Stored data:
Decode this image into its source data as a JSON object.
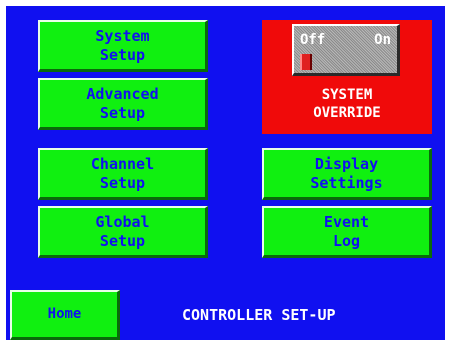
{
  "buttons": {
    "system_setup": [
      "System",
      "Setup"
    ],
    "advanced_setup": [
      "Advanced",
      "Setup"
    ],
    "channel_setup": [
      "Channel",
      "Setup"
    ],
    "global_setup": [
      "Global",
      "Setup"
    ],
    "display_settings": [
      "Display",
      "Settings"
    ],
    "event_log": [
      "Event",
      "Log"
    ],
    "home": "Home"
  },
  "override": {
    "toggle_off_label": "Off",
    "toggle_on_label": "On",
    "state": "off",
    "label": [
      "SYSTEM",
      "OVERRIDE"
    ]
  },
  "screen_title": "CONTROLLER SET-UP",
  "colors": {
    "background": "#1010f0",
    "button_face": "#10f010",
    "button_text": "#1010f0",
    "override_panel": "#f00a0a",
    "toggle_knob": "#e02020",
    "label_text": "#ffffff"
  }
}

• **WHAT THE TASK ASKS**
Output the entries above exactly, without their pictures.

• **SOLUTION TO THE EXERCISE**
Decode this image into its source data as a JSON object.
{
  "buttons": {
    "system_setup": [
      "System",
      "Setup"
    ],
    "advanced_setup": [
      "Advanced",
      "Setup"
    ],
    "channel_setup": [
      "Channel",
      "Setup"
    ],
    "global_setup": [
      "Global",
      "Setup"
    ],
    "display_settings": [
      "Display",
      "Settings"
    ],
    "event_log": [
      "Event",
      "Log"
    ],
    "home": "Home"
  },
  "override": {
    "toggle_off_label": "Off",
    "toggle_on_label": "On",
    "state": "off",
    "label": [
      "SYSTEM",
      "OVERRIDE"
    ]
  },
  "screen_title": "CONTROLLER SET-UP",
  "colors": {
    "background": "#1010f0",
    "button_face": "#10f010",
    "button_text": "#1010f0",
    "override_panel": "#f00a0a",
    "toggle_knob": "#e02020",
    "label_text": "#ffffff"
  }
}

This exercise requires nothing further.